--- Start Selected passage ---
Merging Data Science and Business

An interview with Tom Fawcett and Foster Provost  |  November 2nd, 2017

Business leaders cannot afford to ignore their organization’s data—rather, that data should be used to make informed decisions. In this post, Principal Data Scientist Tom Fawcett and Professor of Data Science Foster Provost discuss how businesses can make the most of their analytical teams. Tom and Foster are the authors of Data Science for Business.

What aspect of data science do you feel business folks most miss/misunderstand?

Tom: I’ll list four:

  1. Data science techniques need data. (You’d be surprised how often this is forgotten.)
  2. Evaluation should be one of the first things you think about, rather than the last. If you don’t know how to evaluate a solution (i.e., how to tell whether one solution is better than another), you’re not quite ready yet.
  3. Like visualization, clustering is good for developing ideas about data but not necessarily for solving problems with it.
  4. Deep learning is getting a lot of attention in data science right now. But it’s very expensive and unless you’re tackling perceptual domains (audio, video) or natural language, it probably won’t give you an edge.

Foster: There are multiple, different analytic processes that are served by data science. Business people ought to at least understand the different ways that data science is applied, in order to be able to reason about how data science might be used to address some business challenge. As examples, consider three very different data analytic processes: (a) drawing inferences about some case that is described by data, (b) coming up with the “model” that is used to draw those inferences, and (c) assessing whether one model is better than another.

To be more concrete, in a fraud detection scenario we might have: (a) deciding whether a particular account has been defrauded, based on observed account behavior, (b) building a data-driven model that can make those decisions, and (c) assessing the effectiveness of such models. We know a lot about how to do all of these things, and they are intricately intertwined. But they are very different analytic processes. Often using the model (a) and building the model (b) are confounded in business folk’s heads, which oftens leads to confusion. Often evaluation (c) is considered an afterthought, when really it should be one of the critical factors in the initial “business understanding” phase that should precede even formulating the data (let alone doing the modeling).

Both business folk and data scientists (with notable exceptions) generally fall prey to thinking that choosing the right machine learning method is the most important factor–when by and large it is relatively unimportant as compared to formulating the problem well and acquiring/engineering the right data.

What are your tips for leaders when it comes to hiring data science talent?
--- End Selected passage ---
--- Start Material ---
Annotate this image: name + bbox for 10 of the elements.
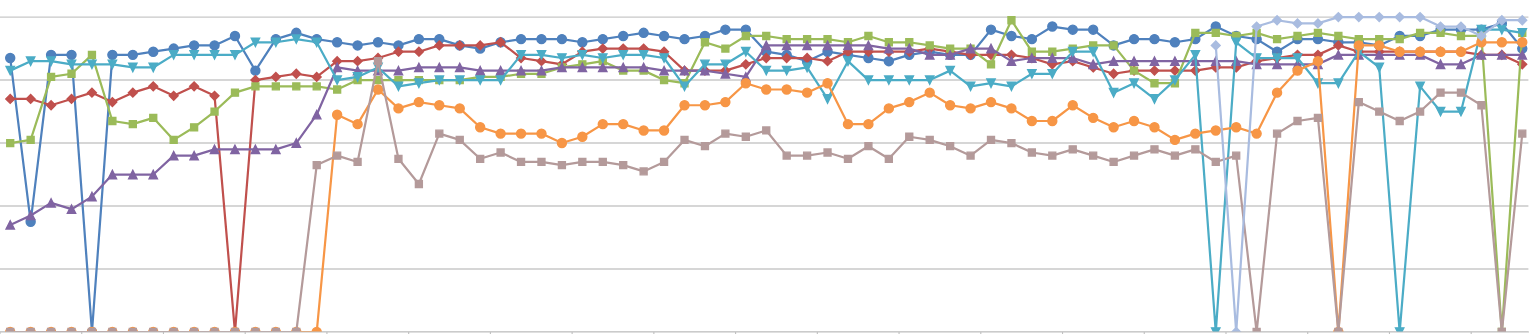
point: [1251, 21, 1262, 32]
point: [1353, 11, 1364, 23]
point: [1374, 11, 1385, 23]
point: [1292, 18, 1303, 29]
point: [1333, 11, 1344, 23]
point: [1394, 11, 1405, 23]
point: [1517, 15, 1528, 26]
point: [1210, 40, 1221, 51]
point: [1312, 18, 1324, 29]
point: [1271, 15, 1283, 26]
--- End Material ---
What is required: Continue the interview on data science and business from the point where it stops.

Result:
Tom: View hiring as a long(er)-term investment. Managers often hire a data scientist for a specific task such as ad placement, recommendation, or text processing. So they advertise for that expertise and use interviews to weed out people who don’t have it. It’s good to have at least one person with the specific expertise, but for others I’d recommend looking for smart data scientists with track records showing they can learn new domains. Assume a smart person can become productive in about a month, and proficient in six months.

Foster: In my experience the most important factor is having other data science talent. On the one side, non-data-scientist managers have a difficult time knowing whether a particular data science candidate is going to be good for a particular job. On the other side, individual data scientists often do not thrive as the sole data scientist in an organization (for a variety of reasons that we discuss in the book). This can lead to data scientists not accepting what seem to be good offers, and to poor retention if they do accept. The result is that firms end up having a difficult time “getting started” with data science, and the data-science-rich end up getting richer. As we discuss in the book, there are strategies that the less rich can use to address these challenges–for example, address the “cold start” problem by investing in creating a “temporary” critical mass of data science talent.

And to build on Tom’s point: most people are terrible at interviewing data scientists.

How much data science (in a general sense) do business leaders really need to know?

Tom: It’s hard to talk about “how much” without a frame of reference. We wrote our book for that audience so I’ll answer in terms of the book. It depends on the leader. People who manage data scientists should know the first three chapters. If they want to keep going, they should read the last two chapters. Executives and investors who are regularly expected to evaluate data science projects and proposals should probably read all of it, especially the “project/proposal evaluation” portions.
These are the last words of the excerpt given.